#### Written request:
Identify each line in the records below that contains the word "pasar", and copy it.

#### Extracted entries:

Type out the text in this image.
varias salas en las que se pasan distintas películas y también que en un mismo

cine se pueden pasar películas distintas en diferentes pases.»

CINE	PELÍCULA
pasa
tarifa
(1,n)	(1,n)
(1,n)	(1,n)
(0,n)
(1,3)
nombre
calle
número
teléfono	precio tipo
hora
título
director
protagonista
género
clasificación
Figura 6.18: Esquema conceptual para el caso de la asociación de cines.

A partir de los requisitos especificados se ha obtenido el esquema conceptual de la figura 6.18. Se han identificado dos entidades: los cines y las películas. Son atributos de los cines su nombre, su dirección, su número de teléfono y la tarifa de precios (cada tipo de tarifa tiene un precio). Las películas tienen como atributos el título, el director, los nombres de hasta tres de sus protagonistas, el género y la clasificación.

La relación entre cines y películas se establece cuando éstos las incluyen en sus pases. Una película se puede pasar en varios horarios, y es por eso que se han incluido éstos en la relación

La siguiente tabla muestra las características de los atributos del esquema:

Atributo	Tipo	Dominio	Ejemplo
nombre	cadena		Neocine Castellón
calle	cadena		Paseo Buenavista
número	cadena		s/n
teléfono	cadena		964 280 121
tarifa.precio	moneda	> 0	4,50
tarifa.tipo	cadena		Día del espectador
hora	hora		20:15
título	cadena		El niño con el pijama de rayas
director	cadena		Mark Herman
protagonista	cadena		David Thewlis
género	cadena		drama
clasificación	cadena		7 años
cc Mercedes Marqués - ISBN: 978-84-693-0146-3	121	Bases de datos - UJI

#### Exercise response:
cine se pueden pasar películas distintas en diferentes pases.»
La relación entre cines y películas se establece cuando éstos las incluyen en sus pases. Una película se puede pasar en varios horarios, y es por eso que se han incluido éstos en la relación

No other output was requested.